### YOUR INSTRUCTIONS
Below is some material; set it all down exactly, apart from the pictures.

(Dataset records)
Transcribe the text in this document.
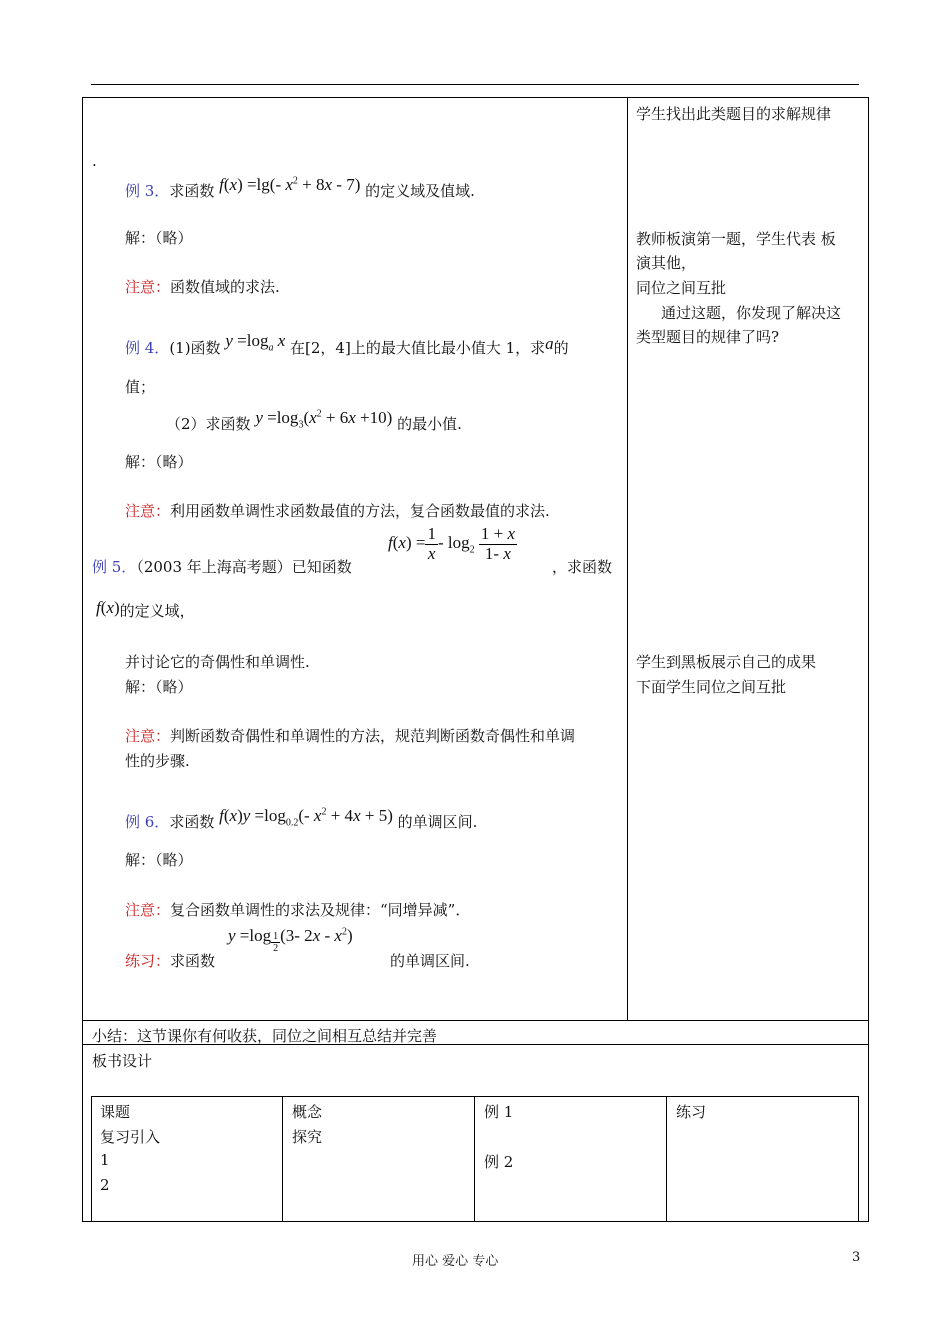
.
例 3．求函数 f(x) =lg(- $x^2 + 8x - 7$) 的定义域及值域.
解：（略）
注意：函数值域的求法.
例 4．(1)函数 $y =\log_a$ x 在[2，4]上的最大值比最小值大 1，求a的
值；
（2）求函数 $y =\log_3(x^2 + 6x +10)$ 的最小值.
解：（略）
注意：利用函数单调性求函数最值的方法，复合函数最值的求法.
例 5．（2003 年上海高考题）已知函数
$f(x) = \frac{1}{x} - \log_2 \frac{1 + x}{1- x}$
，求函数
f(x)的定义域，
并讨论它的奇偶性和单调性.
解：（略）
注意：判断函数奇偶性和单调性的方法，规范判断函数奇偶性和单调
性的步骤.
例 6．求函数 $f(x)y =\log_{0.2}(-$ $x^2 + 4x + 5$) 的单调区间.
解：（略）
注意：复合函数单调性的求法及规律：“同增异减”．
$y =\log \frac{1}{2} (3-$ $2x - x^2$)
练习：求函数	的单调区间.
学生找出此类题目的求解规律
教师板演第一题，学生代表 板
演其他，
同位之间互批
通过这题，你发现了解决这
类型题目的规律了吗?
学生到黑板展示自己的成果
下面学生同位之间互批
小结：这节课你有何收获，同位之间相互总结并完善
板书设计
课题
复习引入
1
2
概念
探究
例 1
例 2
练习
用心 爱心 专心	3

### COMPLETE OUTPUT
Transcribe the text in this document.
.
例 3．求函数 f(x) =lg(- $x^2 + 8x - 7$) 的定义域及值域.
解：（略）
注意：函数值域的求法.
例 4．(1)函数 $y =\log_a$ x 在[2，4]上的最大值比最小值大 1，求a的
值；
（2）求函数 $y =\log_3(x^2 + 6x +10)$ 的最小值.
解：（略）
注意：利用函数单调性求函数最值的方法，复合函数最值的求法.
例 5．（2003 年上海高考题）已知函数
$f(x) = \frac{1}{x} - \log_2 \frac{1 + x}{1- x}$
，求函数
f(x)的定义域，
并讨论它的奇偶性和单调性.
解：（略）
注意：判断函数奇偶性和单调性的方法，规范判断函数奇偶性和单调
性的步骤.
例 6．求函数 $f(x)y =\log_{0.2}(-$ $x^2 + 4x + 5$) 的单调区间.
解：（略）
注意：复合函数单调性的求法及规律：“同增异减”．
$y =\log \frac{1}{2} (3-$ $2x - x^2$)
练习：求函数	的单调区间.
学生找出此类题目的求解规律
教师板演第一题，学生代表 板
演其他，
同位之间互批
通过这题，你发现了解决这
类型题目的规律了吗?
学生到黑板展示自己的成果
下面学生同位之间互批
小结：这节课你有何收获，同位之间相互总结并完善
板书设计
课题
复习引入
1
2
概念
探究
例 1
例 2
练习
用心 爱心 专心	3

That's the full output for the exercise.